Lines of data:
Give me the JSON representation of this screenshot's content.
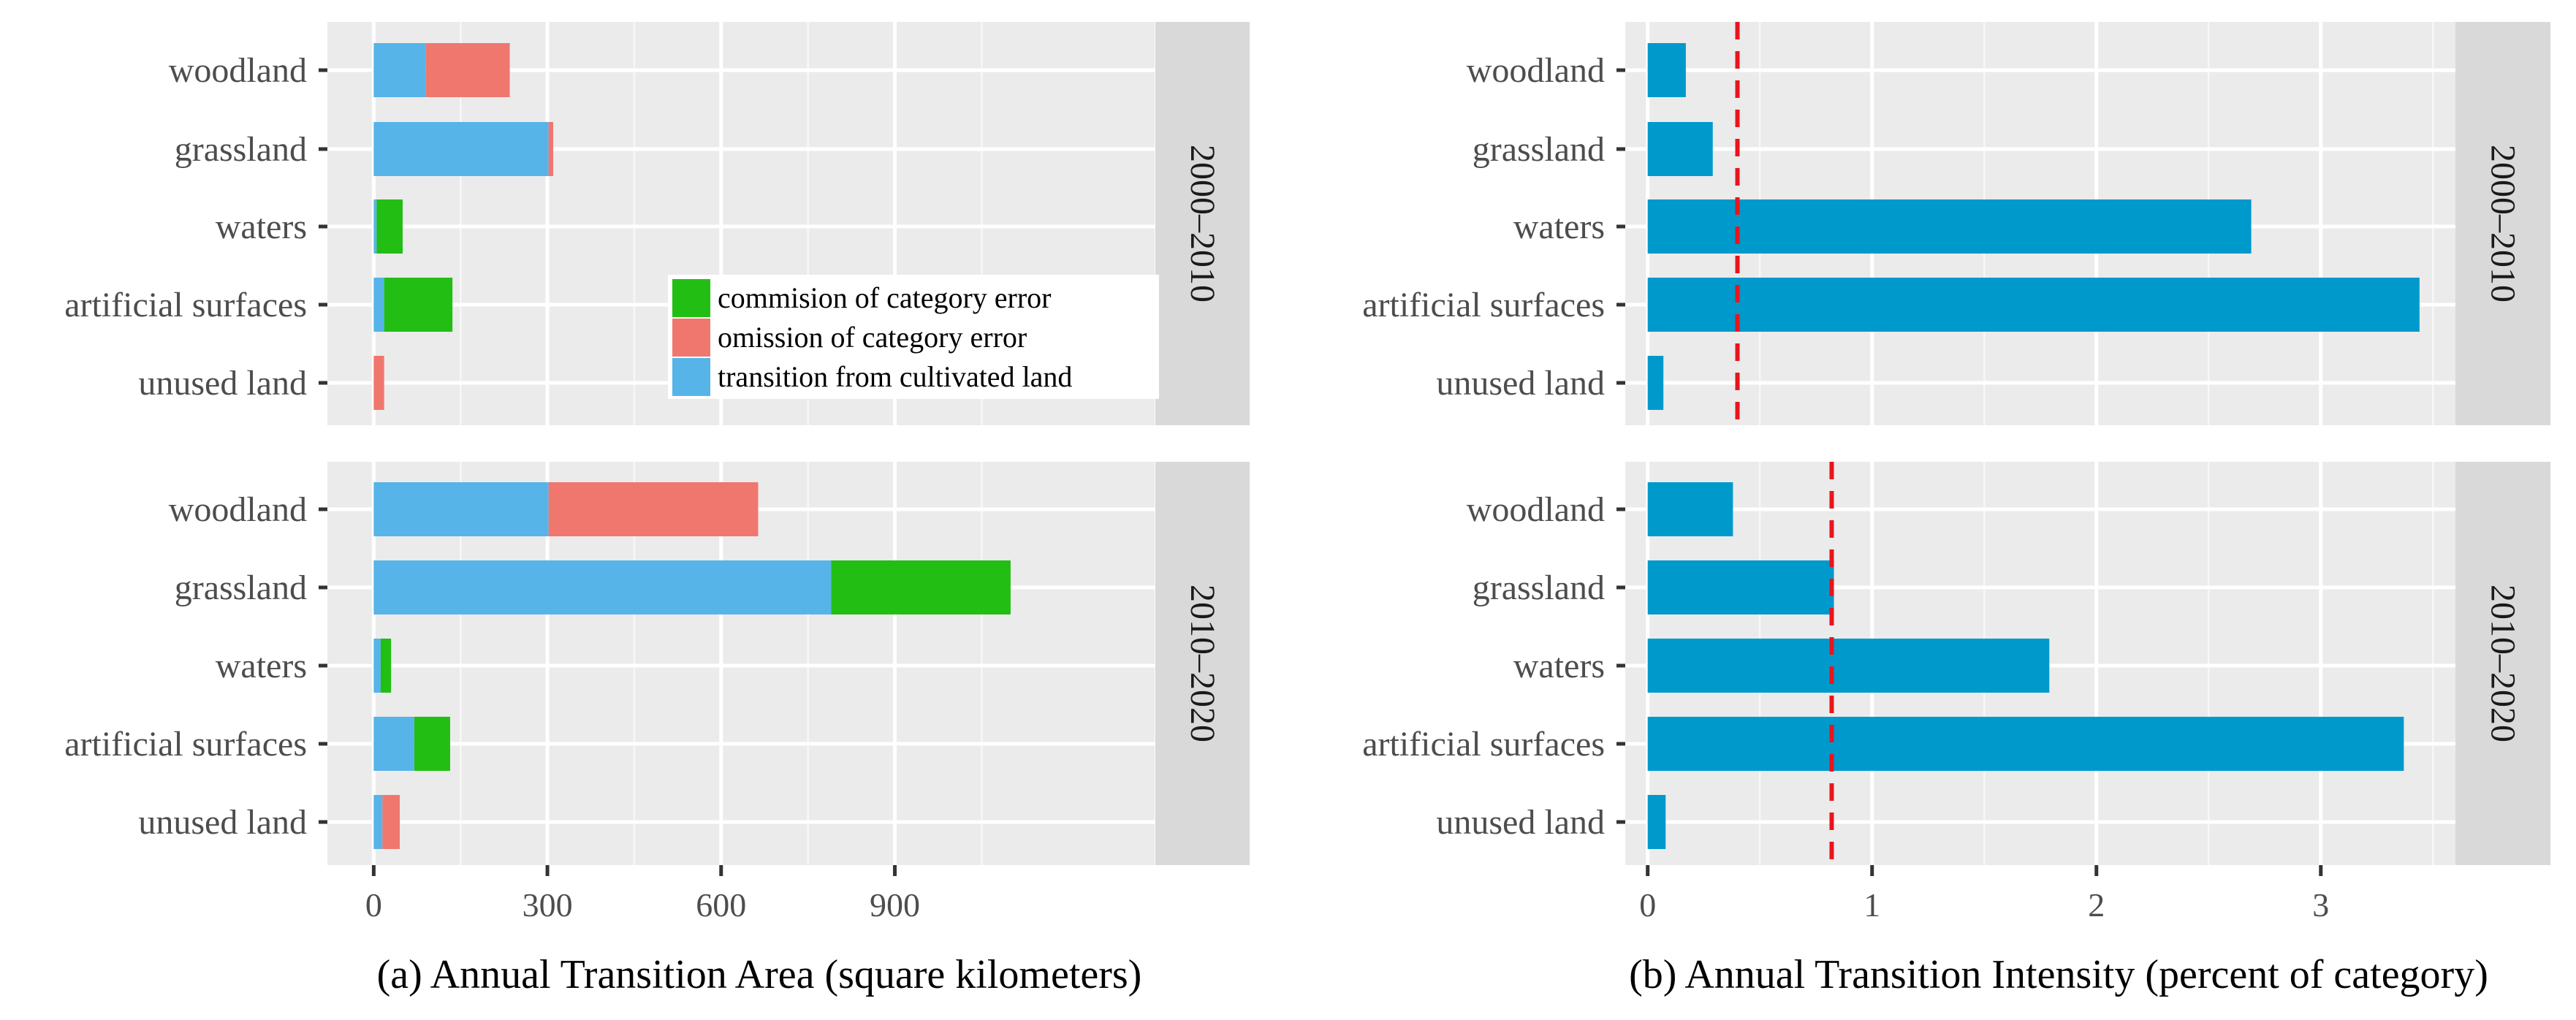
{
  "chart_data": [
    {
      "type": "bar",
      "orientation": "horizontal",
      "stacked": true,
      "xlabel": "(a) Annual Transition Area (square kilometers)",
      "xlim": [
        -80,
        1350
      ],
      "xticks": [
        0,
        300,
        600,
        900
      ],
      "xtick_labels": [
        "0",
        "300",
        "600",
        "900"
      ],
      "categories": [
        "woodland",
        "grassland",
        "waters",
        "artificial surfaces",
        "unused land"
      ],
      "series_names": [
        "transition from cultivated land",
        "commision of category error",
        "omission of category error"
      ],
      "legend": [
        {
          "label": "commision of category error",
          "color": "#22BE14"
        },
        {
          "label": "omission of category error",
          "color": "#F0776E"
        },
        {
          "label": "transition from cultivated land",
          "color": "#56B4E9"
        }
      ],
      "legend_position": "inside bottom-right of top panel",
      "panels": [
        {
          "strip": "2000–2010",
          "series": [
            {
              "name": "transition from cultivated land",
              "color": "#56B4E9",
              "values": [
                90,
                302,
                5,
                18,
                0
              ]
            },
            {
              "name": "commision of category error",
              "color": "#22BE14",
              "values": [
                0,
                0,
                45,
                118,
                0
              ]
            },
            {
              "name": "omission of category error",
              "color": "#F0776E",
              "values": [
                145,
                8,
                0,
                0,
                18
              ]
            }
          ]
        },
        {
          "strip": "2010–2020",
          "series": [
            {
              "name": "transition from cultivated land",
              "color": "#56B4E9",
              "values": [
                302,
                790,
                12,
                70,
                15
              ]
            },
            {
              "name": "commision of category error",
              "color": "#22BE14",
              "values": [
                0,
                310,
                18,
                62,
                0
              ]
            },
            {
              "name": "omission of category error",
              "color": "#F0776E",
              "values": [
                362,
                0,
                0,
                0,
                30
              ]
            }
          ]
        }
      ]
    },
    {
      "type": "bar",
      "orientation": "horizontal",
      "xlabel": "(b) Annual Transition Intensity (percent of category)",
      "xlim": [
        -0.1,
        3.6
      ],
      "xticks": [
        0,
        1,
        2,
        3
      ],
      "xtick_labels": [
        "0",
        "1",
        "2",
        "3"
      ],
      "categories": [
        "woodland",
        "grassland",
        "waters",
        "artificial surfaces",
        "unused land"
      ],
      "bar_color": "#0099CC",
      "reference_line_color": "#E8151B",
      "panels": [
        {
          "strip": "2000–2010",
          "values": [
            0.17,
            0.29,
            2.69,
            3.44,
            0.07
          ],
          "reference_line": 0.4
        },
        {
          "strip": "2010–2020",
          "values": [
            0.38,
            0.83,
            1.79,
            3.37,
            0.08
          ],
          "reference_line": 0.82
        }
      ]
    }
  ]
}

(What is needed): Set down the material above as is, without any pictures.

(Output below):
Give me the JSON representation of this screenshot's content.
{
  "chart_data": [
    {
      "type": "bar",
      "orientation": "horizontal",
      "stacked": true,
      "xlabel": "(a) Annual Transition Area (square kilometers)",
      "xlim": [
        -80,
        1350
      ],
      "xticks": [
        0,
        300,
        600,
        900
      ],
      "xtick_labels": [
        "0",
        "300",
        "600",
        "900"
      ],
      "categories": [
        "woodland",
        "grassland",
        "waters",
        "artificial surfaces",
        "unused land"
      ],
      "series_names": [
        "transition from cultivated land",
        "commision of category error",
        "omission of category error"
      ],
      "legend": [
        {
          "label": "commision of category error",
          "color": "#22BE14"
        },
        {
          "label": "omission of category error",
          "color": "#F0776E"
        },
        {
          "label": "transition from cultivated land",
          "color": "#56B4E9"
        }
      ],
      "legend_position": "inside bottom-right of top panel",
      "panels": [
        {
          "strip": "2000–2010",
          "series": [
            {
              "name": "transition from cultivated land",
              "color": "#56B4E9",
              "values": [
                90,
                302,
                5,
                18,
                0
              ]
            },
            {
              "name": "commision of category error",
              "color": "#22BE14",
              "values": [
                0,
                0,
                45,
                118,
                0
              ]
            },
            {
              "name": "omission of category error",
              "color": "#F0776E",
              "values": [
                145,
                8,
                0,
                0,
                18
              ]
            }
          ]
        },
        {
          "strip": "2010–2020",
          "series": [
            {
              "name": "transition from cultivated land",
              "color": "#56B4E9",
              "values": [
                302,
                790,
                12,
                70,
                15
              ]
            },
            {
              "name": "commision of category error",
              "color": "#22BE14",
              "values": [
                0,
                310,
                18,
                62,
                0
              ]
            },
            {
              "name": "omission of category error",
              "color": "#F0776E",
              "values": [
                362,
                0,
                0,
                0,
                30
              ]
            }
          ]
        }
      ]
    },
    {
      "type": "bar",
      "orientation": "horizontal",
      "xlabel": "(b) Annual Transition Intensity (percent of category)",
      "xlim": [
        -0.1,
        3.6
      ],
      "xticks": [
        0,
        1,
        2,
        3
      ],
      "xtick_labels": [
        "0",
        "1",
        "2",
        "3"
      ],
      "categories": [
        "woodland",
        "grassland",
        "waters",
        "artificial surfaces",
        "unused land"
      ],
      "bar_color": "#0099CC",
      "reference_line_color": "#E8151B",
      "panels": [
        {
          "strip": "2000–2010",
          "values": [
            0.17,
            0.29,
            2.69,
            3.44,
            0.07
          ],
          "reference_line": 0.4
        },
        {
          "strip": "2010–2020",
          "values": [
            0.38,
            0.83,
            1.79,
            3.37,
            0.08
          ],
          "reference_line": 0.82
        }
      ]
    }
  ]
}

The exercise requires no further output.